___ PROVIDED RECORDS
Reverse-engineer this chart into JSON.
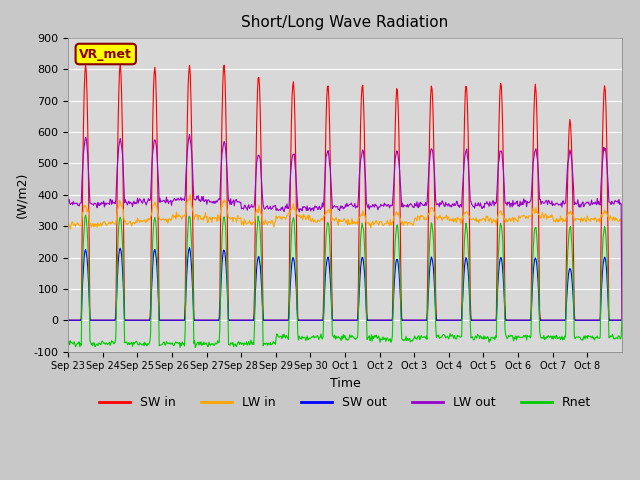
{
  "title": "Short/Long Wave Radiation",
  "xlabel": "Time",
  "ylabel": "(W/m2)",
  "ylim": [
    -100,
    900
  ],
  "yticks": [
    -100,
    0,
    100,
    200,
    300,
    400,
    500,
    600,
    700,
    800,
    900
  ],
  "xtick_labels": [
    "Sep 23",
    "Sep 24",
    "Sep 25",
    "Sep 26",
    "Sep 27",
    "Sep 28",
    "Sep 29",
    "Sep 30",
    "Oct 1",
    "Oct 2",
    "Oct 3",
    "Oct 4",
    "Oct 5",
    "Oct 6",
    "Oct 7",
    "Oct 8"
  ],
  "station_label": "VR_met",
  "colors": {
    "SW_in": "#ff0000",
    "LW_in": "#ffa500",
    "SW_out": "#0000ff",
    "LW_out": "#9900cc",
    "Rnet": "#00cc00"
  },
  "legend_labels": [
    "SW in",
    "LW in",
    "SW out",
    "LW out",
    "Rnet"
  ],
  "fig_bg_color": "#c8c8c8",
  "plot_bg_color": "#d8d8d8",
  "n_days": 16,
  "sw_in_peaks": [
    815,
    815,
    810,
    815,
    815,
    780,
    760,
    755,
    750,
    740,
    750,
    750,
    760,
    750,
    640,
    750
  ],
  "lw_out_peaks": [
    580,
    580,
    580,
    590,
    570,
    530,
    530,
    540,
    540,
    540,
    550,
    540,
    545,
    540,
    540,
    550
  ],
  "lw_in_base": [
    305,
    310,
    320,
    330,
    325,
    310,
    330,
    320,
    310,
    310,
    325,
    320,
    320,
    330,
    320,
    320
  ],
  "lw_in_day_bump": [
    60,
    65,
    50,
    55,
    60,
    45,
    30,
    30,
    30,
    30,
    30,
    25,
    25,
    25,
    20,
    25
  ],
  "lw_out_base": [
    370,
    375,
    380,
    385,
    380,
    360,
    355,
    360,
    365,
    365,
    370,
    365,
    370,
    375,
    370,
    375
  ],
  "sw_out_peaks": [
    225,
    230,
    225,
    230,
    225,
    205,
    200,
    200,
    200,
    195,
    200,
    200,
    200,
    200,
    165,
    200
  ],
  "rnet_peaks": [
    330,
    335,
    325,
    335,
    330,
    325,
    330,
    315,
    310,
    300,
    305,
    300,
    305,
    300,
    300,
    300
  ],
  "rnet_night": [
    -75,
    -75,
    -75,
    -75,
    -75,
    -75,
    -55,
    -55,
    -55,
    -60,
    -55,
    -55,
    -55,
    -55,
    -55,
    -55
  ],
  "grid_color": "white",
  "grid_linewidth": 0.8
}
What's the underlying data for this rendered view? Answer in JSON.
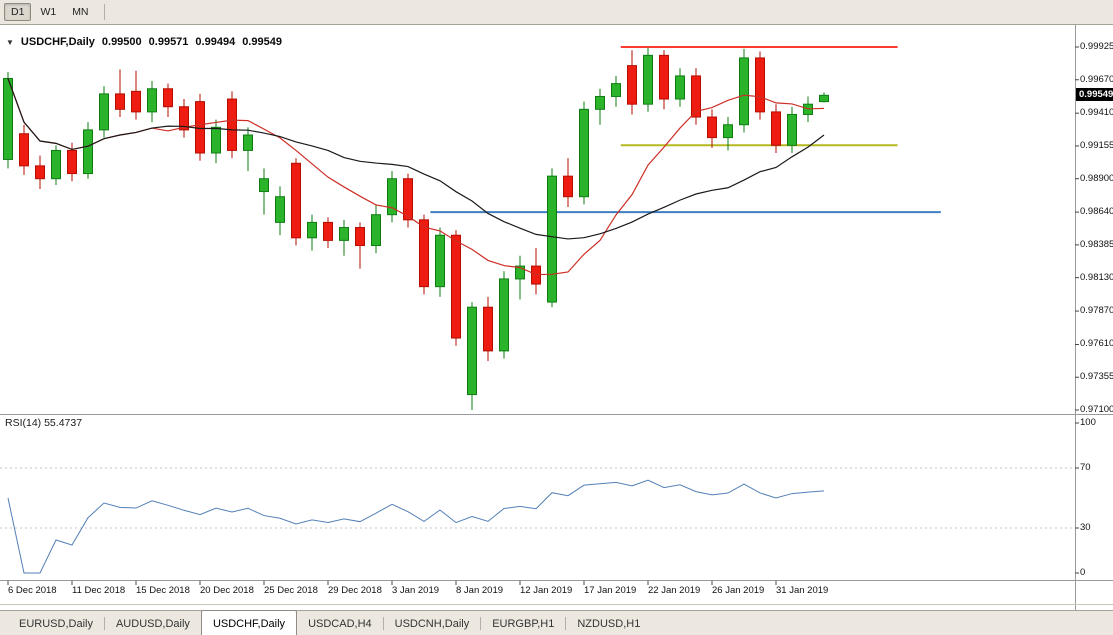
______
▶ [TASK DETAILS] Reproduce the entries above exactly. Do not include the images.

▶ [RESULT BELOW]
Reverse-engineer this chart into JSON.
{
  "title": "Short/Long Wave Radiation",
  "xlabel": "Time",
  "ylabel": "(W/m2)",
  "ylim": [
    -100,
    900
  ],
  "yticks": [
    -100,
    0,
    100,
    200,
    300,
    400,
    500,
    600,
    700,
    800,
    900
  ],
  "xtick_labels": [
    "Sep 23",
    "Sep 24",
    "Sep 25",
    "Sep 26",
    "Sep 27",
    "Sep 28",
    "Sep 29",
    "Sep 30",
    "Oct 1",
    "Oct 2",
    "Oct 3",
    "Oct 4",
    "Oct 5",
    "Oct 6",
    "Oct 7",
    "Oct 8"
  ],
  "station_label": "VR_met",
  "colors": {
    "SW_in": "#ff0000",
    "LW_in": "#ffa500",
    "SW_out": "#0000ff",
    "LW_out": "#9900cc",
    "Rnet": "#00cc00"
  },
  "legend_labels": [
    "SW in",
    "LW in",
    "SW out",
    "LW out",
    "Rnet"
  ],
  "fig_bg_color": "#c8c8c8",
  "plot_bg_color": "#d8d8d8",
  "n_days": 16,
  "sw_in_peaks": [
    815,
    815,
    810,
    815,
    815,
    780,
    760,
    755,
    750,
    740,
    750,
    750,
    760,
    750,
    640,
    750
  ],
  "lw_out_peaks": [
    580,
    580,
    580,
    590,
    570,
    530,
    530,
    540,
    540,
    540,
    550,
    540,
    545,
    540,
    540,
    550
  ],
  "lw_in_base": [
    305,
    310,
    320,
    330,
    325,
    310,
    330,
    320,
    310,
    310,
    325,
    320,
    320,
    330,
    320,
    320
  ],
  "lw_in_day_bump": [
    60,
    65,
    50,
    55,
    60,
    45,
    30,
    30,
    30,
    30,
    30,
    25,
    25,
    25,
    20,
    25
  ],
  "lw_out_base": [
    370,
    375,
    380,
    385,
    380,
    360,
    355,
    360,
    365,
    365,
    370,
    365,
    370,
    375,
    370,
    375
  ],
  "sw_out_peaks": [
    225,
    230,
    225,
    230,
    225,
    205,
    200,
    200,
    200,
    195,
    200,
    200,
    200,
    200,
    165,
    200
  ],
  "rnet_peaks": [
    330,
    335,
    325,
    335,
    330,
    325,
    330,
    315,
    310,
    300,
    305,
    300,
    305,
    300,
    300,
    300
  ],
  "rnet_night": [
    -75,
    -75,
    -75,
    -75,
    -75,
    -75,
    -55,
    -55,
    -55,
    -60,
    -55,
    -55,
    -55,
    -55,
    -55,
    -55
  ],
  "grid_color": "white",
  "grid_linewidth": 0.8
}
What's the underlying data for this rendered view? Answer in JSON.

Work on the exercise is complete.